((
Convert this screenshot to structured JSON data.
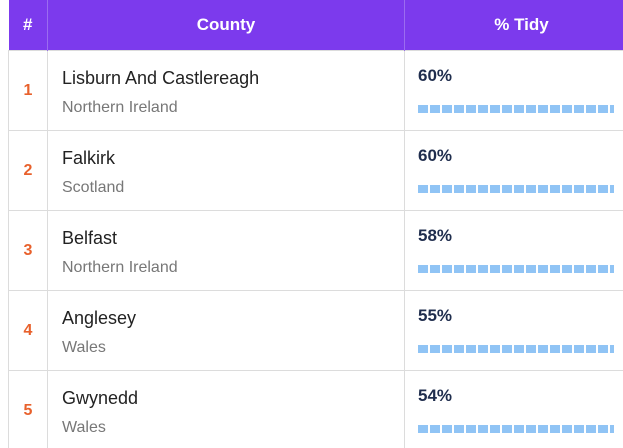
{
  "table": {
    "header": [
      "#",
      "County",
      "% Tidy"
    ],
    "rows": [
      {
        "rank": "1",
        "county": "Lisburn And Castlereagh",
        "region": "Northern Ireland",
        "tidy": "60%"
      },
      {
        "rank": "2",
        "county": "Falkirk",
        "region": "Scotland",
        "tidy": "60%"
      },
      {
        "rank": "3",
        "county": "Belfast",
        "region": "Northern Ireland",
        "tidy": "58%"
      },
      {
        "rank": "4",
        "county": "Anglesey",
        "region": "Wales",
        "tidy": "55%"
      },
      {
        "rank": "5",
        "county": "Gwynedd",
        "region": "Wales",
        "tidy": "54%"
      }
    ]
  }
}
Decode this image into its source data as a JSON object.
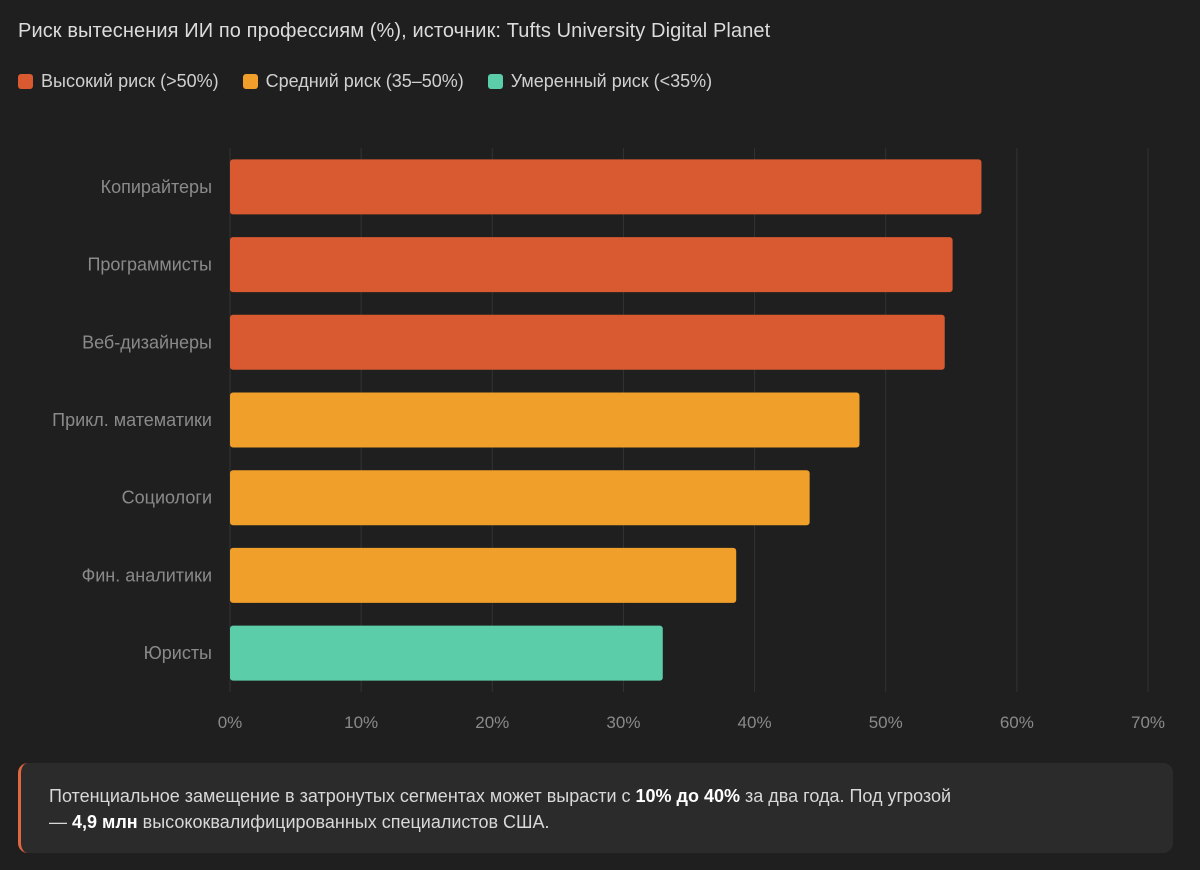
{
  "colors": {
    "background": "#1f1f1f",
    "high": "#d95a30",
    "medium": "#ef9f2a",
    "moderate": "#5ccda9",
    "grid": "#333333",
    "tick_text": "#8a8a8a",
    "note_accent": "#e2673f"
  },
  "title": "Риск вытеснения ИИ по профессиям (%), источник: Tufts University Digital Planet",
  "legend": [
    {
      "label": "Высокий риск (>50%)",
      "color": "#d95a30"
    },
    {
      "label": "Средний риск (35–50%)",
      "color": "#ef9f2a"
    },
    {
      "label": "Умеренный риск (<35%)",
      "color": "#5ccda9"
    }
  ],
  "chart_data": {
    "type": "bar",
    "orientation": "horizontal",
    "title": "Риск вытеснения ИИ по профессиям (%), источник: Tufts University Digital Planet",
    "categories": [
      "Копирайтеры",
      "Программисты",
      "Веб-дизайнеры",
      "Прикл. математики",
      "Социологи",
      "Фин. аналитики",
      "Юристы"
    ],
    "values": [
      57.3,
      55.1,
      54.5,
      48.0,
      44.2,
      38.6,
      33.0
    ],
    "risk_levels": [
      "high",
      "high",
      "high",
      "medium",
      "medium",
      "medium",
      "moderate"
    ],
    "xlim": [
      0,
      70
    ],
    "xticks": [
      0,
      10,
      20,
      30,
      40,
      50,
      60,
      70
    ],
    "xtick_labels": [
      "0%",
      "10%",
      "20%",
      "30%",
      "40%",
      "50%",
      "60%",
      "70%"
    ],
    "xlabel": "",
    "ylabel": "",
    "grid": "vertical",
    "legend_position": "top-left"
  },
  "note": {
    "text_1": "Потенциальное замещение в затронутых сегментах может вырасти с ",
    "highlight_1": "10% до 40%",
    "text_2": " за два года. Под угрозой",
    "text_3": "— ",
    "highlight_2": "4,9 млн",
    "text_4": " высококвалифицированных специалистов США."
  }
}
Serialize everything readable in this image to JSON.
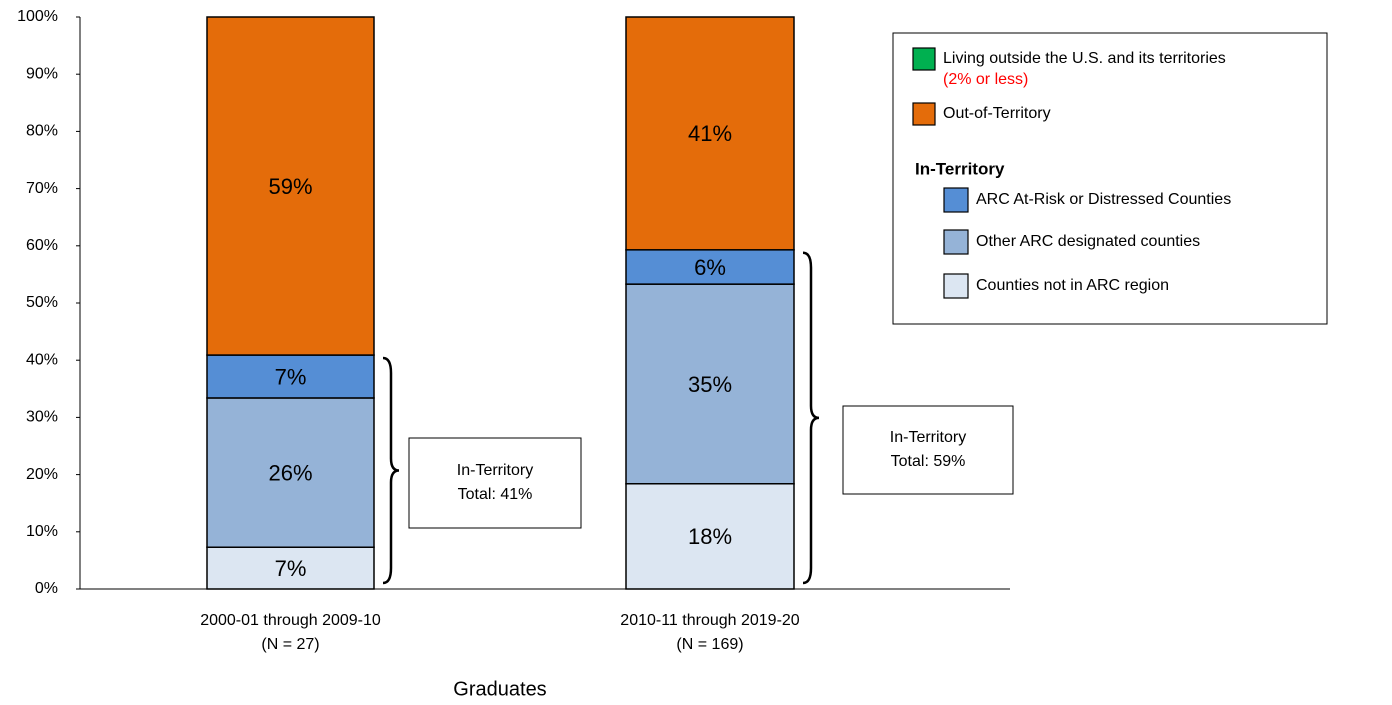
{
  "chart_data": {
    "type": "stacked_bar",
    "categories": [
      [
        "2000-01 through 2009-10",
        "(N = 27)"
      ],
      [
        "2010-11 through 2019-20",
        "(N = 169)"
      ]
    ],
    "x_axis_label": "Graduates",
    "ylim": [
      0,
      100
    ],
    "yticks": [
      {
        "value": 0,
        "label": "0%"
      },
      {
        "value": 10,
        "label": "10%"
      },
      {
        "value": 20,
        "label": "20%"
      },
      {
        "value": 30,
        "label": "30%"
      },
      {
        "value": 40,
        "label": "40%"
      },
      {
        "value": 50,
        "label": "50%"
      },
      {
        "value": 60,
        "label": "60%"
      },
      {
        "value": 70,
        "label": "70%"
      },
      {
        "value": 80,
        "label": "80%"
      },
      {
        "value": 90,
        "label": "90%"
      },
      {
        "value": 100,
        "label": "100%"
      }
    ],
    "legend_group_title": "In-Territory",
    "series": [
      {
        "name": "Living outside the U.S. and its territories",
        "note": "(2% or less)",
        "color": "#00b050",
        "values": [
          null,
          null
        ]
      },
      {
        "name": "Out-of-Territory",
        "color": "#e46c0a",
        "values": [
          59.1,
          40.7
        ],
        "value_labels": [
          "59%",
          "41%"
        ]
      },
      {
        "name": "ARC At-Risk or Distressed Counties",
        "color": "#558ed5",
        "values": [
          7.5,
          6.0
        ],
        "value_labels": [
          "7%",
          "6%"
        ]
      },
      {
        "name": "Other ARC designated counties",
        "color": "#95b3d7",
        "values": [
          26.1,
          34.9
        ],
        "value_labels": [
          "26%",
          "35%"
        ]
      },
      {
        "name": "Counties not in ARC region",
        "color": "#dce6f2",
        "values": [
          7.3,
          18.4
        ],
        "value_labels": [
          "7%",
          "18%"
        ]
      }
    ],
    "annotations": [
      {
        "lines": [
          "In-Territory",
          "Total: 41%"
        ]
      },
      {
        "lines": [
          "In-Territory",
          "Total: 59%"
        ]
      }
    ]
  }
}
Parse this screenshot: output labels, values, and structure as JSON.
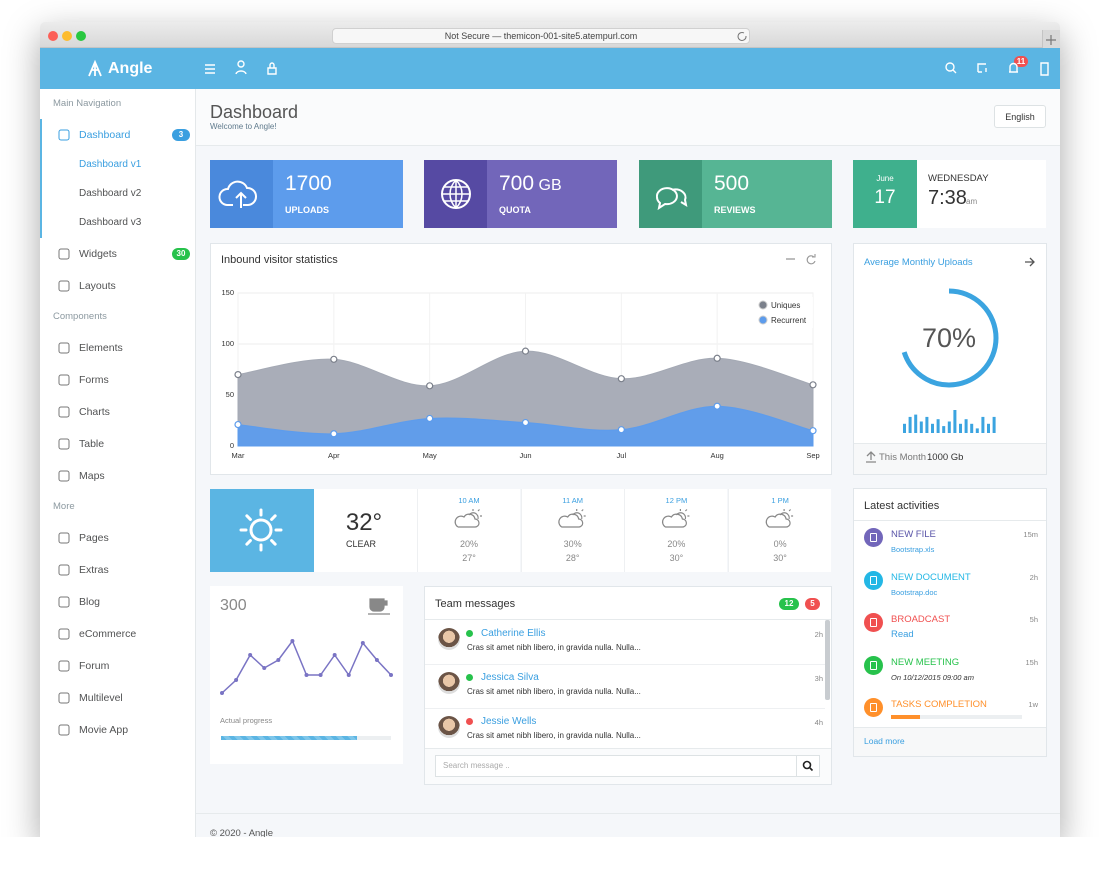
{
  "browser": {
    "address": "Not Secure — themicon-001-site5.atempurl.com"
  },
  "header": {
    "brand": "Angle",
    "notification_count": 11
  },
  "sidebar": [
    {
      "heading": "Main Navigation",
      "items": [
        {
          "label": "Dashboard",
          "badge": 3,
          "children": [
            "Dashboard v1",
            "Dashboard v2",
            "Dashboard v3"
          ]
        },
        {
          "label": "Widgets",
          "badge": 30
        },
        {
          "label": "Layouts"
        }
      ]
    },
    {
      "heading": "Components",
      "items": [
        {
          "label": "Elements"
        },
        {
          "label": "Forms"
        },
        {
          "label": "Charts"
        },
        {
          "label": "Table"
        },
        {
          "label": "Maps"
        }
      ]
    },
    {
      "heading": "More",
      "items": [
        {
          "label": "Pages"
        },
        {
          "label": "Extras"
        },
        {
          "label": "Blog"
        },
        {
          "label": "eCommerce"
        },
        {
          "label": "Forum"
        },
        {
          "label": "Multilevel"
        },
        {
          "label": "Movie App"
        }
      ]
    }
  ],
  "page": {
    "title": "Dashboard",
    "subtitle": "Welcome to Angle!",
    "language": "English"
  },
  "stats": [
    {
      "value": 1700,
      "label": "UPLOADS"
    },
    {
      "value": 700,
      "unit": "GB",
      "label": "QUOTA"
    },
    {
      "value": 500,
      "label": "REVIEWS"
    }
  ],
  "clock": {
    "month": "June",
    "day": 17,
    "weekday": "WEDNESDAY",
    "time": "7:38",
    "meridiem": "am"
  },
  "chart_data": {
    "type": "area",
    "title": "Inbound visitor statistics",
    "categories": [
      "Mar",
      "Apr",
      "May",
      "Jun",
      "Jul",
      "Aug",
      "Sep"
    ],
    "series": [
      {
        "name": "Uniques",
        "color": "#a4a9b4",
        "values": [
          70,
          85,
          59,
          93,
          66,
          86,
          60
        ]
      },
      {
        "name": "Recurrent",
        "color": "#5d9cec",
        "values": [
          21,
          12,
          27,
          23,
          16,
          39,
          15
        ]
      }
    ],
    "ylim": [
      0,
      150
    ],
    "yticks": [
      0,
      50,
      100,
      150
    ],
    "grid": true,
    "legend": "top-right"
  },
  "uploads": {
    "title": "Average Monthly Uploads",
    "percent": 70,
    "percent_label": "70%",
    "bars": [
      8,
      14,
      16,
      10,
      14,
      8,
      12,
      6,
      10,
      20,
      8,
      12,
      8,
      4,
      14,
      8,
      14
    ],
    "footer_label": "This Month",
    "footer_value": "1000 Gb"
  },
  "weather": {
    "temperature": "32°",
    "condition": "CLEAR",
    "forecast": [
      {
        "time": "10 AM",
        "precipitation": "20%",
        "temperature": "27°"
      },
      {
        "time": "11 AM",
        "precipitation": "30%",
        "temperature": "28°"
      },
      {
        "time": "12 PM",
        "precipitation": "20%",
        "temperature": "30°"
      },
      {
        "time": "1 PM",
        "precipitation": "0%",
        "temperature": "30°"
      }
    ]
  },
  "progress_widget": {
    "value": 300,
    "line": [
      0,
      13,
      38,
      25,
      33,
      52,
      18,
      18,
      38,
      18,
      50,
      33,
      18
    ],
    "progress_label": "Actual progress",
    "progress": 80
  },
  "messages": {
    "title": "Team messages",
    "badges": [
      12,
      5
    ],
    "items": [
      {
        "name": "Catherine Ellis",
        "time": "2h",
        "text": "Cras sit amet nibh libero, in gravida nulla. Nulla..."
      },
      {
        "name": "Jessica Silva",
        "time": "3h",
        "text": "Cras sit amet nibh libero, in gravida nulla. Nulla..."
      },
      {
        "name": "Jessie Wells",
        "time": "4h",
        "text": "Cras sit amet nibh libero, in gravida nulla. Nulla..."
      }
    ],
    "search_placeholder": "Search message .."
  },
  "activities": {
    "title": "Latest activities",
    "items": [
      {
        "title": "NEW FILE",
        "detail": "Bootstrap.xls",
        "time": "15m"
      },
      {
        "title": "NEW DOCUMENT",
        "detail": "Bootstrap.doc",
        "time": "2h"
      },
      {
        "title": "BROADCAST",
        "detail": "Read",
        "time": "5h"
      },
      {
        "title": "NEW MEETING",
        "detail": "On 10/12/2015 09:00 am",
        "time": "15h"
      },
      {
        "title": "TASKS COMPLETION",
        "progress": 22,
        "time": "1w"
      }
    ],
    "more": "Load more"
  },
  "footer": "© 2020 - Angle"
}
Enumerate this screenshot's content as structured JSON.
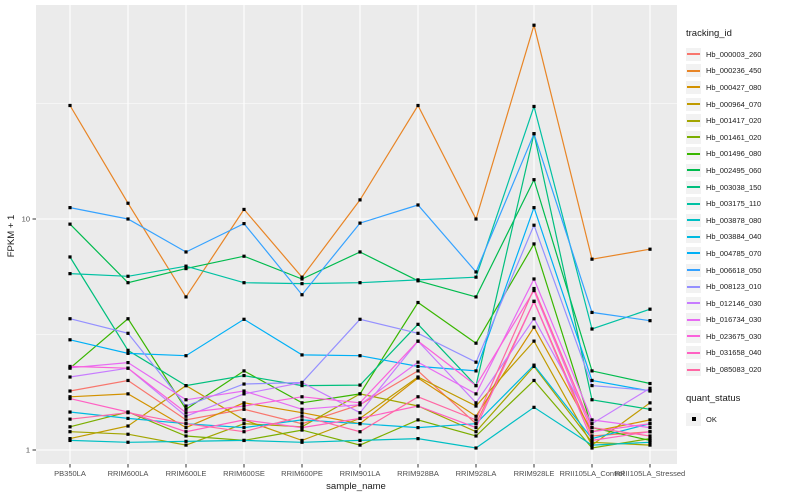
))
> [Task details]
Every line that holds the word "activities" should be extracted.

> [The solution]
  "activities": {
    "title": "Latest activities",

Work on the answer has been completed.